▶

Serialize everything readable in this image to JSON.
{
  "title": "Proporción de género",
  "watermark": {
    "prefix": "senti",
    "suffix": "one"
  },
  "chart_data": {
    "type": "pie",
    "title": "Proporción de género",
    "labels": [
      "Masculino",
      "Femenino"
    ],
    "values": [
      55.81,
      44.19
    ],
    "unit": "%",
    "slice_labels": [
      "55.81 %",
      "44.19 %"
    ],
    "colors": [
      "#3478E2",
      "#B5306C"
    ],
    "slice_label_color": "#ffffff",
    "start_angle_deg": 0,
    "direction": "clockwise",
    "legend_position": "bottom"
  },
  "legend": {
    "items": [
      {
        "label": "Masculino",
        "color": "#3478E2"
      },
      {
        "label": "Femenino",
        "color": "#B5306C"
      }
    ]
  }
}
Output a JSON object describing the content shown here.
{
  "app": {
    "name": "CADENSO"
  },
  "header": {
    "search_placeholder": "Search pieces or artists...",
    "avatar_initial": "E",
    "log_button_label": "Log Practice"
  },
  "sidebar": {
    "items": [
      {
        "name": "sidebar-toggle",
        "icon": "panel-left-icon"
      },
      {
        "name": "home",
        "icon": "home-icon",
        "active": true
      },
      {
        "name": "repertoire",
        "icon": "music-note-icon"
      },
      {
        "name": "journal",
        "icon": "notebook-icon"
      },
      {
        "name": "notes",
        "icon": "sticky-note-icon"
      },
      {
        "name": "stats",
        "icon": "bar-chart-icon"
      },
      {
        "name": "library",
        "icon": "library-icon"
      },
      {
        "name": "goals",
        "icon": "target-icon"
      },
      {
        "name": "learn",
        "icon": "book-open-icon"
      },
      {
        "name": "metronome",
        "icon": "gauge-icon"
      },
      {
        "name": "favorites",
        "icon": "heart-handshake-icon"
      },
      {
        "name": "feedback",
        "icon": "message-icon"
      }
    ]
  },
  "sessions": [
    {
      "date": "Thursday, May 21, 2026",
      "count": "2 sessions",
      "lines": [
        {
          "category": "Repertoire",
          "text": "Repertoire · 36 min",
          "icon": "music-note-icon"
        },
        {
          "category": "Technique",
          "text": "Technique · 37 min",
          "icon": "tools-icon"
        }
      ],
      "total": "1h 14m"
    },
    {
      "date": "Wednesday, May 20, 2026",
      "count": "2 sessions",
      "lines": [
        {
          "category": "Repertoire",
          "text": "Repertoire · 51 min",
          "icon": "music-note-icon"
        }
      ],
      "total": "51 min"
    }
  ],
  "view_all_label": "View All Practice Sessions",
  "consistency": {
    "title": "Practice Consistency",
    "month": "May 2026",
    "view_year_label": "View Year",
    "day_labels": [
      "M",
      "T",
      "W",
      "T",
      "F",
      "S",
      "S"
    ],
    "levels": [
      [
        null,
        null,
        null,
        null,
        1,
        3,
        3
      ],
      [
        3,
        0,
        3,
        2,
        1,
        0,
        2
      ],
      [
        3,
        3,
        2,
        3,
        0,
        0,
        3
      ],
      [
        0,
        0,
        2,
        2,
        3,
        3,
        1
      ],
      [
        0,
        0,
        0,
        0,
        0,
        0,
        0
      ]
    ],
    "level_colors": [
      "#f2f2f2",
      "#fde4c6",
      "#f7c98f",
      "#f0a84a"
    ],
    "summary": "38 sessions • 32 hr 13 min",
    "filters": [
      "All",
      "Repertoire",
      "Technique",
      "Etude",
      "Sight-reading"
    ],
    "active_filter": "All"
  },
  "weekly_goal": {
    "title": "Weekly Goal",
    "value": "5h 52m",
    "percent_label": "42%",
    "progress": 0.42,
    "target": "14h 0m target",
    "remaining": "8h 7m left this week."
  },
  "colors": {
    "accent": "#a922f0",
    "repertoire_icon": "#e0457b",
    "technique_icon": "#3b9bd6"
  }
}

◀

» Problem description: Reproduce the records word for word.

» Result below:
Serialize everything readable in this image to JSON.
{
  "title": "Proporción de género",
  "watermark": {
    "prefix": "senti",
    "suffix": "one"
  },
  "chart_data": {
    "type": "pie",
    "title": "Proporción de género",
    "labels": [
      "Masculino",
      "Femenino"
    ],
    "values": [
      55.81,
      44.19
    ],
    "unit": "%",
    "slice_labels": [
      "55.81 %",
      "44.19 %"
    ],
    "colors": [
      "#3478E2",
      "#B5306C"
    ],
    "slice_label_color": "#ffffff",
    "start_angle_deg": 0,
    "direction": "clockwise",
    "legend_position": "bottom"
  },
  "legend": {
    "items": [
      {
        "label": "Masculino",
        "color": "#3478E2"
      },
      {
        "label": "Femenino",
        "color": "#B5306C"
      }
    ]
  }
}
Output a JSON object describing the content shown here.
{
  "app": {
    "name": "CADENSO"
  },
  "header": {
    "search_placeholder": "Search pieces or artists...",
    "avatar_initial": "E",
    "log_button_label": "Log Practice"
  },
  "sidebar": {
    "items": [
      {
        "name": "sidebar-toggle",
        "icon": "panel-left-icon"
      },
      {
        "name": "home",
        "icon": "home-icon",
        "active": true
      },
      {
        "name": "repertoire",
        "icon": "music-note-icon"
      },
      {
        "name": "journal",
        "icon": "notebook-icon"
      },
      {
        "name": "notes",
        "icon": "sticky-note-icon"
      },
      {
        "name": "stats",
        "icon": "bar-chart-icon"
      },
      {
        "name": "library",
        "icon": "library-icon"
      },
      {
        "name": "goals",
        "icon": "target-icon"
      },
      {
        "name": "learn",
        "icon": "book-open-icon"
      },
      {
        "name": "metronome",
        "icon": "gauge-icon"
      },
      {
        "name": "favorites",
        "icon": "heart-handshake-icon"
      },
      {
        "name": "feedback",
        "icon": "message-icon"
      }
    ]
  },
  "sessions": [
    {
      "date": "Thursday, May 21, 2026",
      "count": "2 sessions",
      "lines": [
        {
          "category": "Repertoire",
          "text": "Repertoire · 36 min",
          "icon": "music-note-icon"
        },
        {
          "category": "Technique",
          "text": "Technique · 37 min",
          "icon": "tools-icon"
        }
      ],
      "total": "1h 14m"
    },
    {
      "date": "Wednesday, May 20, 2026",
      "count": "2 sessions",
      "lines": [
        {
          "category": "Repertoire",
          "text": "Repertoire · 51 min",
          "icon": "music-note-icon"
        }
      ],
      "total": "51 min"
    }
  ],
  "view_all_label": "View All Practice Sessions",
  "consistency": {
    "title": "Practice Consistency",
    "month": "May 2026",
    "view_year_label": "View Year",
    "day_labels": [
      "M",
      "T",
      "W",
      "T",
      "F",
      "S",
      "S"
    ],
    "levels": [
      [
        null,
        null,
        null,
        null,
        1,
        3,
        3
      ],
      [
        3,
        0,
        3,
        2,
        1,
        0,
        2
      ],
      [
        3,
        3,
        2,
        3,
        0,
        0,
        3
      ],
      [
        0,
        0,
        2,
        2,
        3,
        3,
        1
      ],
      [
        0,
        0,
        0,
        0,
        0,
        0,
        0
      ]
    ],
    "level_colors": [
      "#f2f2f2",
      "#fde4c6",
      "#f7c98f",
      "#f0a84a"
    ],
    "summary": "38 sessions • 32 hr 13 min",
    "filters": [
      "All",
      "Repertoire",
      "Technique",
      "Etude",
      "Sight-reading"
    ],
    "active_filter": "All"
  },
  "weekly_goal": {
    "title": "Weekly Goal",
    "value": "5h 52m",
    "percent_label": "42%",
    "progress": 0.42,
    "target": "14h 0m target",
    "remaining": "8h 7m left this week."
  },
  "colors": {
    "accent": "#a922f0",
    "repertoire_icon": "#e0457b",
    "technique_icon": "#3b9bd6"
  }
}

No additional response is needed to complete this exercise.